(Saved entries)
— Begin —
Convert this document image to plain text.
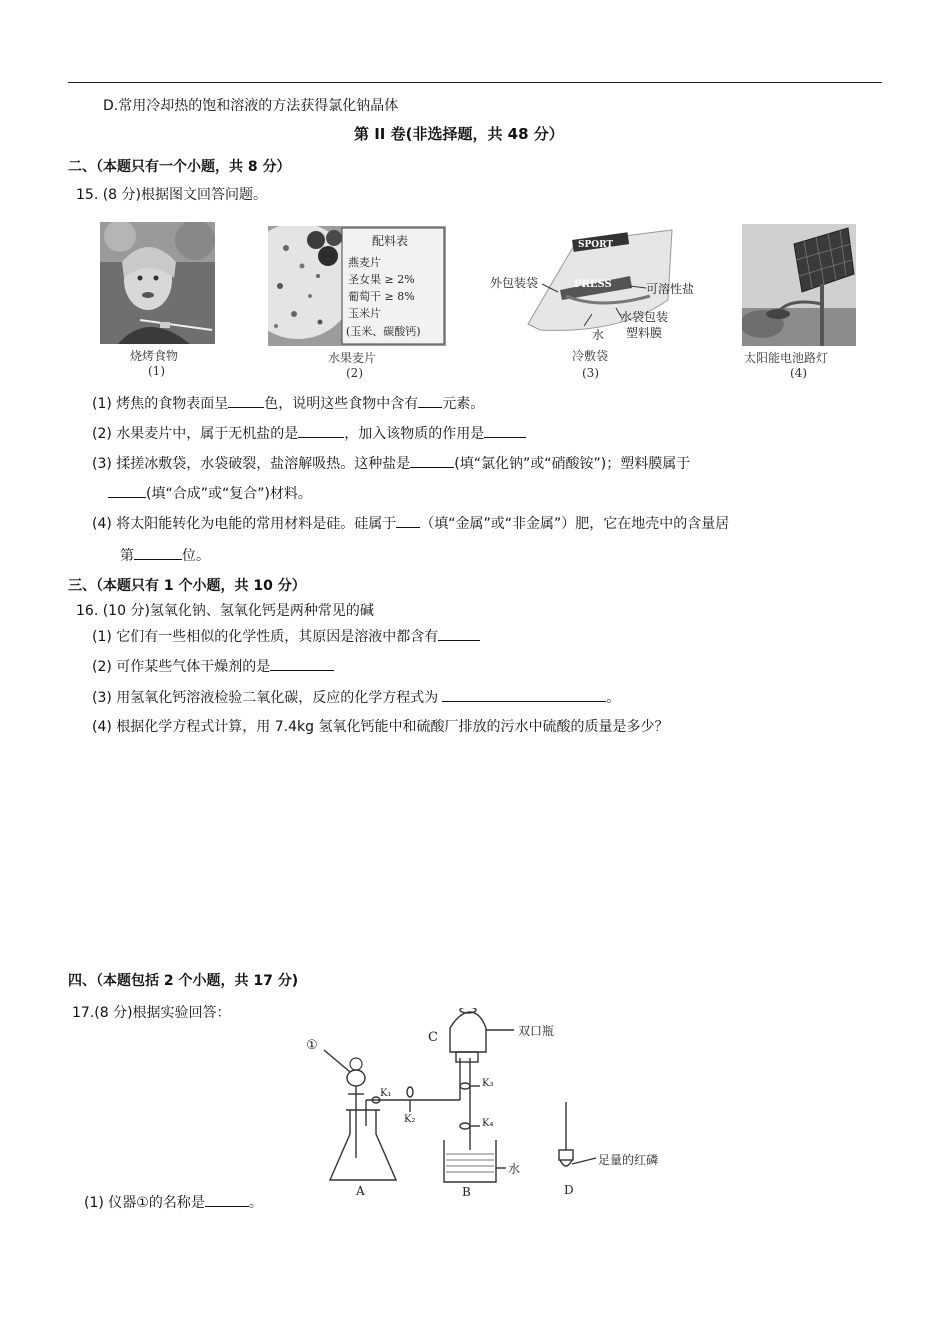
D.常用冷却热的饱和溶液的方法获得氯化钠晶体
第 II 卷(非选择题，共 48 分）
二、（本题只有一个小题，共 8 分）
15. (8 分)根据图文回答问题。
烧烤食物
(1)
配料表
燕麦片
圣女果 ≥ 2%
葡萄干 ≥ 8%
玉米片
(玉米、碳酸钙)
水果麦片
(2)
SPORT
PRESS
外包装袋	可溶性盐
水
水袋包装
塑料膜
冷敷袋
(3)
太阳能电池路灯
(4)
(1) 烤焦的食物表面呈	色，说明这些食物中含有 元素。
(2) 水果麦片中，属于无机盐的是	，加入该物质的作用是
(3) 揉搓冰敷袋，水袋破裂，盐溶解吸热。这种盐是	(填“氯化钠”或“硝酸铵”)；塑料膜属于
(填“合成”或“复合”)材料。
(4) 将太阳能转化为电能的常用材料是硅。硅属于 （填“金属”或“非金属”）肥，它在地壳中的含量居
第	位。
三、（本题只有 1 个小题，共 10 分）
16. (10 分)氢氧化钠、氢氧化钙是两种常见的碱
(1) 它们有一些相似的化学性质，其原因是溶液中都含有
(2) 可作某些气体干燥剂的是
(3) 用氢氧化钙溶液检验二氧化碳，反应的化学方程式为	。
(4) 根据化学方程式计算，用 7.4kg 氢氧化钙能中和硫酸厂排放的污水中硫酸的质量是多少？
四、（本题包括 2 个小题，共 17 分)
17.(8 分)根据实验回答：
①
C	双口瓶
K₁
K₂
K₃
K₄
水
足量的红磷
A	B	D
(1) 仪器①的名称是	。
— End —
— Begin —
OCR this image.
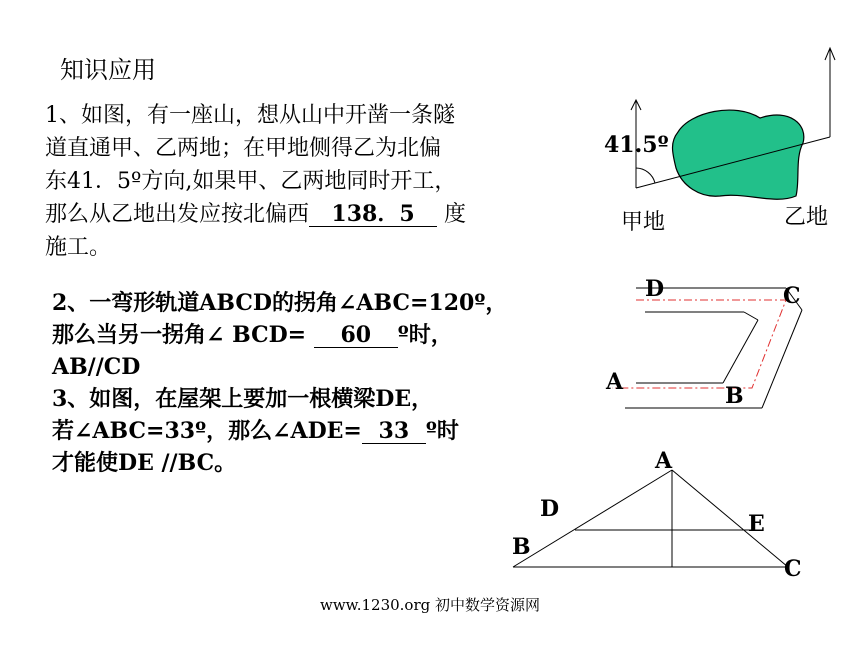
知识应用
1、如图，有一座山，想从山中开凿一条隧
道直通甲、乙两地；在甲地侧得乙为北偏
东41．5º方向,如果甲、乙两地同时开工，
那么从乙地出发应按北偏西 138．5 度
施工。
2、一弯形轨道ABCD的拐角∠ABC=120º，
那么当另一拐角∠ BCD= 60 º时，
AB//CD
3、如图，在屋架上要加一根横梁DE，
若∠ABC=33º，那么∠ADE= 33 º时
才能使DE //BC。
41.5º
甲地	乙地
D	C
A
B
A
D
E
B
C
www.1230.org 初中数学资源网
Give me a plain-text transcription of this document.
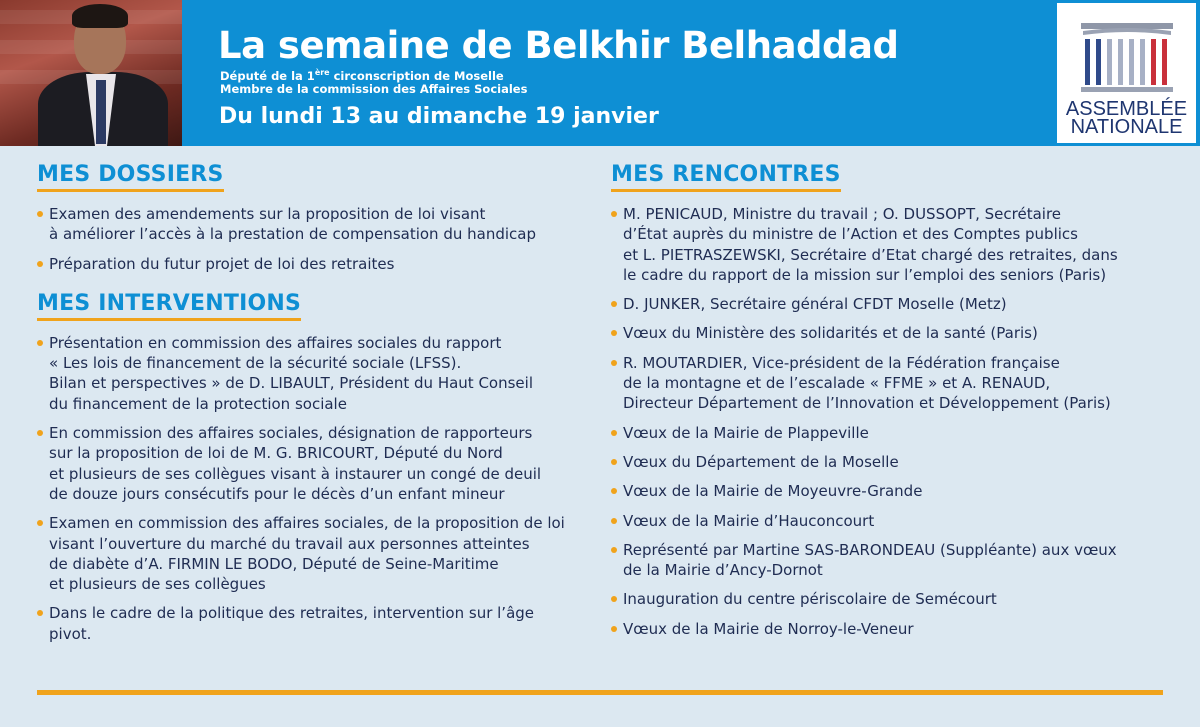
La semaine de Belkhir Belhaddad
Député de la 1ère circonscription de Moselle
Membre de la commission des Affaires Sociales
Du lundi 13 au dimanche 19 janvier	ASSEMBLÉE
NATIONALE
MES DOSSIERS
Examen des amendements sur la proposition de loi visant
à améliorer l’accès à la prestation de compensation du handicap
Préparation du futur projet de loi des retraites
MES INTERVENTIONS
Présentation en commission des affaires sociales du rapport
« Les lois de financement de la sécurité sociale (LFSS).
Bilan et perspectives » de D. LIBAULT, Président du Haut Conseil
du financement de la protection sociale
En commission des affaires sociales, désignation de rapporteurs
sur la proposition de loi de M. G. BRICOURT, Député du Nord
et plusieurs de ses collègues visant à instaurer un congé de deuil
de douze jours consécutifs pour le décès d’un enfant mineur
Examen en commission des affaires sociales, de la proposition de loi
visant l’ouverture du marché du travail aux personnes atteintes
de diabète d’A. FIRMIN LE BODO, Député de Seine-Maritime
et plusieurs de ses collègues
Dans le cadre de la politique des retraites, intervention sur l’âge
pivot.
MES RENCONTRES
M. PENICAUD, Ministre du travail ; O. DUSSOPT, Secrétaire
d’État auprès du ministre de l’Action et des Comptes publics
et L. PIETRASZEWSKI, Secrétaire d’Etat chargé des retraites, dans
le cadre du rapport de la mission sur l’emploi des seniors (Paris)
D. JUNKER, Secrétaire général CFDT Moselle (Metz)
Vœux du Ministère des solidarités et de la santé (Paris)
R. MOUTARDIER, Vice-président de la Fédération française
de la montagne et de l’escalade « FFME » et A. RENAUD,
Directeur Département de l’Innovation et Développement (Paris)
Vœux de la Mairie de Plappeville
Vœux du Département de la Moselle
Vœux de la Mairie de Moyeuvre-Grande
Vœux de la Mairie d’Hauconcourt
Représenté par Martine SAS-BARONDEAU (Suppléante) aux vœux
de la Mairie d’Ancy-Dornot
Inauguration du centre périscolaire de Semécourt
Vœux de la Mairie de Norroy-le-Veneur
— End —
### [Written task]
Using the data above, say how many lines include "plain". No other reply is needed.

### [Solution to this exercise]
2